* **Excerpt**
(begin)

WEAA (88.9 FM) is a non-profit, National Public Radio affiliate station that serves Baltimore, Maryland. It is licensed and owned by Morgan State University.  WEAA is located on campus, with studios at the School of Global Journalism and Communication, and a transmitter on Hillen Road.

WEAA was named 1999 Jazz Station of the Year by Gavin Magazine.

The station has been noted for its willingness to host intense discussions of issues like racism and sexuality.

Although WEAA is based at Morgan State, most of its staff are non-students, and it serves a larger community within Baltimore. However, the station does take on many student interns and volunteers, who learn skills connected to radio broadcasting.

History
WEAA went live on January 10, 1977. It debuted at 88.9 MHz as an educational, non-commercial station. Its first format was "black progressive," which featured a wide range of music by black performers: jazz, Caribbean, a gospel show, some blues, some soul, and album tracks by black artists. The station also had a news department and broadcast some educational programs. Some sources have claimed that the call letters stood for "We Educate African-Americans."  Program manager Al Stewart said his vision was for the station to both educational and entertaining. And because the station was on the campus of Morgan State, students would be given valuable experience gathering news or producing public affairs programs, in addition to serving as deejays.  After beginning with 18 hours a day of programming, WEAA tried to move to a 24-hour a day operation in mid-May 1977. However, the station was not able to sustain this, and instead returned to a regular schedule of being on air from 6 AM to midnight, 7 days a week.

Within a few months, WEAA was gaining positive attention for its news coverage:  student reporters focused on events of interest to the black community, in addition to events occurring on campus. Members of the news department also began winning awards for their news features.  The station also covered college sports, including Morgan State football.  WEAA soon proved to be successful at fundraising, getting listeners to support the station's programs. By 1979, the station was able to raise more than $50,000 during a pledge drive, exceeding the station management's expectations. Additionally, WEAA became home to several people who went on to become famous. Among them was Kweisi Mfume, who served as program director of WEAA, beginning in the late 1970s, and also hosted a popular talk show; Mfume subsequently went on to a career in politics. Another famous alum of WEAA was April Ryan, who began working there as a disc jockey and then began hosting a news program in the late 1980s; she went on to become a news reporter for the American Urban Radio Networks, and a political analyst for CNN. Some professional announcers also worked at WEAA, mentoring young students interested in broadcasting: one well-known veteran of black radio in Baltimore, Larry Dean (real name: Lawrence D. Faulkner), helped to start WEAA's news department and worked as the station's news director for nearly eight years.

(end)

* **Provided records**
(begin)

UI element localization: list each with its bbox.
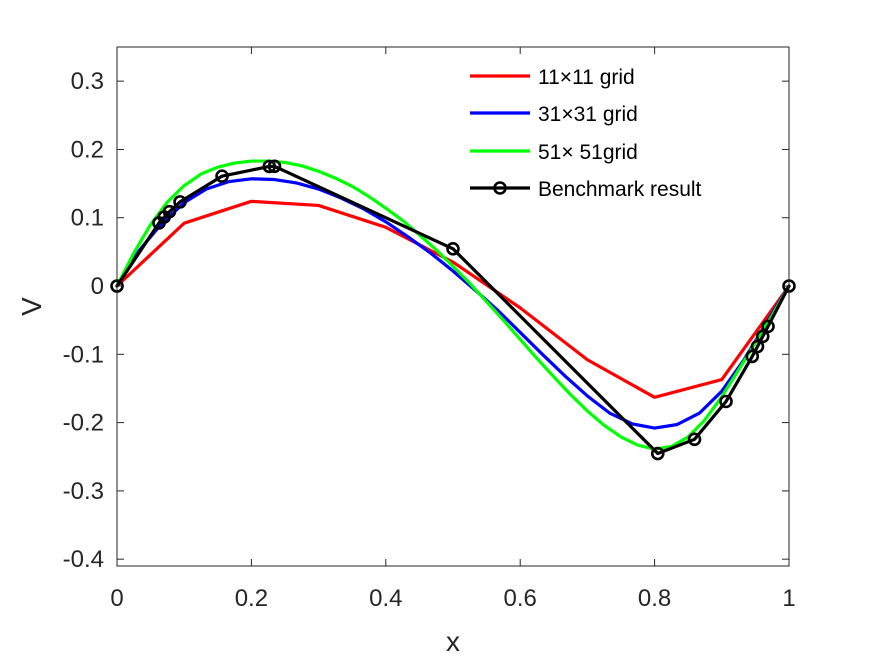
series-3-marker-15 bbox=[761, 319, 775, 334]
axes-layer bbox=[116, 46, 790, 567]
series-3-marker-5 bbox=[215, 169, 229, 183]
series-line-0 bbox=[115, 199, 791, 399]
series-3-marker-13 bbox=[750, 339, 765, 354]
series-3-marker-7 bbox=[267, 159, 282, 174]
legend: 11×11 grid 31×31 grid 51× 51grid Benchmark … bbox=[458, 58, 768, 206]
series-3-marker-10 bbox=[687, 432, 702, 447]
series-3-marker-9 bbox=[650, 446, 665, 461]
series-3-marker-3 bbox=[162, 204, 177, 219]
y-tick-label-4: 0 bbox=[91, 273, 104, 300]
series-line-1 bbox=[115, 177, 791, 430]
series-3-marker-11 bbox=[719, 394, 733, 409]
x-tick-label-4: 0.8 bbox=[638, 585, 671, 612]
axes-box bbox=[116, 46, 790, 567]
series-line-2 bbox=[115, 159, 791, 451]
legend-marker-3 bbox=[493, 181, 507, 195]
y-tick-label-3: -0.1 bbox=[63, 341, 104, 368]
y-tick-label-1: -0.3 bbox=[63, 478, 104, 505]
series-3-marker-12 bbox=[745, 349, 760, 364]
legend-label-2: 51× 51grid bbox=[538, 141, 638, 164]
y-tick-label-0: -0.4 bbox=[63, 546, 104, 573]
legend-box bbox=[458, 58, 768, 206]
legend-label-3: Benchmark result bbox=[538, 178, 702, 201]
x-axis-title: x bbox=[446, 626, 460, 656]
x-tick-label-2: 0.4 bbox=[369, 585, 402, 612]
legend-label-1: 31×31 grid bbox=[538, 103, 638, 126]
y-tick-label-7: 0.3 bbox=[71, 68, 104, 95]
y-tick-label-5: 0.1 bbox=[71, 205, 104, 232]
x-tick-label-0: 0 bbox=[110, 585, 123, 612]
ticks-layer: 0 0.2 0.4 0.6 0.8 1 -0.4 -0.3 -0.2 -0.1 0 0.1 0.2 0.3 bbox=[63, 47, 796, 612]
series-3-marker-8 bbox=[446, 241, 460, 256]
x-tick-label-1: 0.2 bbox=[235, 585, 268, 612]
series-3-marker-14 bbox=[755, 329, 770, 344]
y-tick-label-2: -0.2 bbox=[63, 410, 104, 437]
series-3-marker-6 bbox=[262, 159, 277, 174]
y-axis-title: V bbox=[16, 297, 47, 316]
x-tick-label-3: 0.6 bbox=[504, 585, 537, 612]
series-3-marker-4 bbox=[173, 195, 187, 209]
x-tick-label-5: 1 bbox=[782, 585, 795, 612]
y-tick-label-6: 0.2 bbox=[71, 136, 104, 163]
legend-label-0: 11×11 grid bbox=[538, 66, 635, 89]
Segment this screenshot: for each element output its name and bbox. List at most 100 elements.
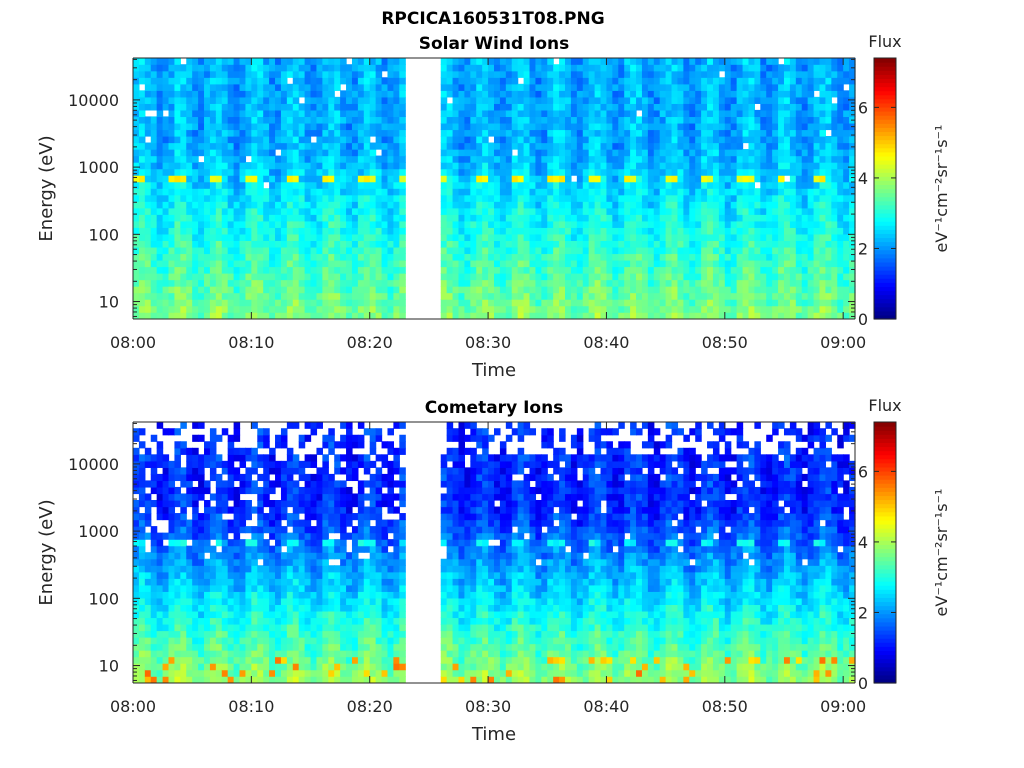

(end)

Rewrite the paragraph of the WEAA article above that begins "WEAA went live on January 10, 1977" as a bulleted list of its main facts.

- WEAA went on air on January 10, 1977, at 88.9 MHz as an educational, non-commercial station.
- Its first format was "black progressive": jazz, Caribbean music, a gospel show, some blues and soul, and album tracks by black artists.
- It also had a news department and broadcast some educational programs.
- Some sources claimed the call letters stood for "We Educate African-Americans."
- Program manager Al Stewart wanted the station to be both educational and entertaining. Morgan State students would gain experience gathering news, producing public affairs programs and working as deejays.
- The station began with 18 hours of programming a day. It tried 24-hour operation in mid-May 1977 but could not sustain it. It returned to a schedule of 6 AM to midnight, seven days a week.